- _Task set_:
• A. In the text on Tunga's career, rewrite the part between "In 1974, he" and "of the works.", inclusive, replacing "drawings" with "sketches".
• B. In the text on Tunga's career, what work did he present at the 16th Bienal de São Paulo?
• C. Carry on the text about Tunga's career, picking up right after its final sentence.

- _Text segment_:

begin

In 1974, he finished his degree in architecture and urbanism at Santa Úrsula University. In the same year, he holds his first solo exhibition, Museu da Masturbação Infantil, at Museu de Arte Moderna do Rio de Janeiro (MAM/RJ), where he exhibits sets of drawings marked by a "mental eroticism": a kind of reflective attitude around human desire, in which the forms do not represent anything specific, but sexual tension can be inferred in ambiguous phallic suggestions or in the titles of the works.

 

In the objects and sculptures, forms and materials intertwine, in analogy to copulation, updating the surrealists' proposal that, in poems and works, words would make love. According to English critic Guy Brett (1942), through immersion in matter and the physical world, Tunga establishes "a surprising and unexpected analogy or meeting point between 'sculptural' energies and those of the human body." [1]

 

In constructing his work, Tunga operates at the intersection between object, performance, and text. His sculptures construct narratives and assume texts are components. Moreover, the objects used in performances figure as detonating agents of processes. Even in exhibition spaces, the objects take on a performative dimension, like residues or dejects of a certain action left in the environment. The artist calls these objects "instaurations", an overlapping between the artistic categories of "action"-belonging to the universe of performance and theater-and "installation"-objects set up in an exhibition space-in order to include them as part of the artistic experience.

 

In the following years he collaborated for the magazine Malasartes and the independent journal A Parte do Fogo, both of which were short-lived[2]. In 1981, he was part of the 16th Bienal de São Paulo, where he presented the installation-film Ão. The 16mm film builds the projection on an imaginary torus inside the Dois Irmãos tunnel (currently Zuzu Angel tunnel), in Rio de Janeiro. This projection is accompanied by the repetition of a passage of the song Night and Day, by composer Cole Porter (1891-1964), sung by Frank Sinatra (1915-1998), creating the sensation of an infinite journey.

end

- _Records_:
begin

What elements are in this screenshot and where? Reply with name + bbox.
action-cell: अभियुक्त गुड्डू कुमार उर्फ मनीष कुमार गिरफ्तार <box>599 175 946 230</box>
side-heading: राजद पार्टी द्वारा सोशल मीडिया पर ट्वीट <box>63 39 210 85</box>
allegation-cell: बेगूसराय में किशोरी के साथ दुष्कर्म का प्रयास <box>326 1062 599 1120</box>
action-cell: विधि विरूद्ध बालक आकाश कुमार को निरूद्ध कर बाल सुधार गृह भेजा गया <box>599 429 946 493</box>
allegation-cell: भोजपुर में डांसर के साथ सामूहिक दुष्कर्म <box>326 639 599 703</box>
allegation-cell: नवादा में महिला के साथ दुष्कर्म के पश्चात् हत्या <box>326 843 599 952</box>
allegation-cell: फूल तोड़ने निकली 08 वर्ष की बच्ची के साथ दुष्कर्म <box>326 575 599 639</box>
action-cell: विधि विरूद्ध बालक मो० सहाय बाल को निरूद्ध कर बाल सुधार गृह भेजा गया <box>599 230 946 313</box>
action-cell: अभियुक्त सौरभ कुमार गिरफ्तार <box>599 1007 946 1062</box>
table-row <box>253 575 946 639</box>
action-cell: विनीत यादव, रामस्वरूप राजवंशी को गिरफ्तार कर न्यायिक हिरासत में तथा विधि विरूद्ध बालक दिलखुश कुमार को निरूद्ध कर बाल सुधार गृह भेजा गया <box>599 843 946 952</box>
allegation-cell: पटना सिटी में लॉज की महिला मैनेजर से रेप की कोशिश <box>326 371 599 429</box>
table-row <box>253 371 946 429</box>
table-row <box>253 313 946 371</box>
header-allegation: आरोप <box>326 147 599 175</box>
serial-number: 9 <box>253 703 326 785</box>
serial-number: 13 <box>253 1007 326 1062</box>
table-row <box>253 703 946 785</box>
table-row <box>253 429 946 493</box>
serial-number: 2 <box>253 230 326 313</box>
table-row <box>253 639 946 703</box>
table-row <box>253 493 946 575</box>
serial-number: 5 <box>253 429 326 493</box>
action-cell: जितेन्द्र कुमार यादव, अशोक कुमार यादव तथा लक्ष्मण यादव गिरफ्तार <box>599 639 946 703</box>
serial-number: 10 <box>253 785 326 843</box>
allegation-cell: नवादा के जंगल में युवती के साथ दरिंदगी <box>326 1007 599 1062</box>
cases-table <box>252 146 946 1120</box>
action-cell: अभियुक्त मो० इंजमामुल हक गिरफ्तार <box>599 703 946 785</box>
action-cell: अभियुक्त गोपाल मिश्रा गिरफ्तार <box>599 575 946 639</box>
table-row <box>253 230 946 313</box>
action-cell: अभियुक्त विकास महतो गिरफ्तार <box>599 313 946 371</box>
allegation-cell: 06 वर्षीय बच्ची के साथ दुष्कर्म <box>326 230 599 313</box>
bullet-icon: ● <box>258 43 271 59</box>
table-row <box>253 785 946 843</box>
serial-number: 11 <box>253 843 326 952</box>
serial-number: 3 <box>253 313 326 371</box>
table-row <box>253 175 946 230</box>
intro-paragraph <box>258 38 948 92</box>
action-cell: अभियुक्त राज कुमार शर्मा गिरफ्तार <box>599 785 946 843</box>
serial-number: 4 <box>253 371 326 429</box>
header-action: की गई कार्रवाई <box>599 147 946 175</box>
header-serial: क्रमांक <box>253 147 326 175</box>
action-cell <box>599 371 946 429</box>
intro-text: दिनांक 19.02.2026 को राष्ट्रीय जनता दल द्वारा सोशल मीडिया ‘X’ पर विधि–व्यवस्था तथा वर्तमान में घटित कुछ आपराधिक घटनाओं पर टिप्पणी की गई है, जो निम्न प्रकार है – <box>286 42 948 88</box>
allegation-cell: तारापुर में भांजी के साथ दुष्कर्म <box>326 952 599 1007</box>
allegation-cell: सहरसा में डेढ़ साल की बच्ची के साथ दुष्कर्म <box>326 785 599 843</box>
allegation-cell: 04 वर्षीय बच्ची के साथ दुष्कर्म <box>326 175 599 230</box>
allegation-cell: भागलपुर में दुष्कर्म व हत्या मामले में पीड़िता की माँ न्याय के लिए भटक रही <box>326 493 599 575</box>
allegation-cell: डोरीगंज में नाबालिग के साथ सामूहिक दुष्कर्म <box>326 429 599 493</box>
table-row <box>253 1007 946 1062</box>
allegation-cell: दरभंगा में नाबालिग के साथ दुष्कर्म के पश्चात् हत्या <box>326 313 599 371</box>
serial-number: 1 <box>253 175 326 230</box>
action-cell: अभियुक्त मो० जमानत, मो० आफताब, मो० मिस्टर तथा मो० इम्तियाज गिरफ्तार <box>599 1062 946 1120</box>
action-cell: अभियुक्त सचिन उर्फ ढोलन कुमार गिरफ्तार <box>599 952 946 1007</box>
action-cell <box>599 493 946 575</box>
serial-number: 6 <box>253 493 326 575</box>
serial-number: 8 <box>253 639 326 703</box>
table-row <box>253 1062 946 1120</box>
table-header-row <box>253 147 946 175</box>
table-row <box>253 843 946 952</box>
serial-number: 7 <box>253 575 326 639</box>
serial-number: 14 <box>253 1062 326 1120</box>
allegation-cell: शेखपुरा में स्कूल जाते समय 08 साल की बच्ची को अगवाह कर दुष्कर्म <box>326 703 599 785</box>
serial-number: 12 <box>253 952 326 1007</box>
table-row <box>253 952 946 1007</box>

end

- _Replies_:
• A.
In 1974, he finished his degree in architecture and urbanism at Santa Úrsula University. In the same year, he holds his first solo exhibition, Museu da Masturbação Infantil, at Museu de Arte Moderna do Rio de Janeiro (MAM/RJ), where he exhibits sets of sketches marked by a "mental eroticism": a kind of reflective attitude around human desire, in which the forms do not represent anything specific, but sexual tension can be inferred in ambiguous phallic suggestions or in the titles of the works.

• B. He presented the installation-film Ão.

• C.
In October 1985, he published an insert in the magazine Revirão 2 - Revista da Prática Freudiana, with images of the performance Xifópagas Capilares (1984), accompanied by a narrative about the origin of the work. The relationship that Tunga's texts maintain with the other dimensions of the work is exemplified in this production, since the booklet contains photographs of a series of works made in the early 1980s, such as Les bijoux de Mme. De Sade (1982); Troféu (1984); Toros, joias de Mme. De Sade (1983), photographs from the performance Xifópagas Capilares and photograms from the film Ão.The images seem to illustrate small passages of the text that closes the booklet. The narrative presents, on the one hand, the style of a scientific report, and, on the other hand, approaches the fantastic Latin American literature, such as that of the Argentine writer Jorge Luis Borges (1899-1986). Throughout the text there are references to objects created by Tunga, which give them an origin and produce a link between them that goes beyond form. Although it is difficult to establish a causal relationship between text and objects, it is possible to state that, at the same time that the pieces seem to have emerged from within the text, they are the ones that feed the dynamics of the narrative. In this way, text and works configure a continuous system that suspends the limits between literature, performance and object, launching itself into the speculative field of language.

 

The notion of a continuous system allows us to understand that the symbolic dimension of Tunga's objects does not lead to the idea of a uniform whole, of which each individual piece is a part. Rather, each piece, each text, and each action refers to a continuous production of forms and narratives, which extend themselves without any evident beginning or purpose. The artist's interest in the mathematical figure of the torus-which appears in the film-installation -also comes from this conception: being a product of the rotation of a circular surface around a circumference, the torus also configures a continuous system.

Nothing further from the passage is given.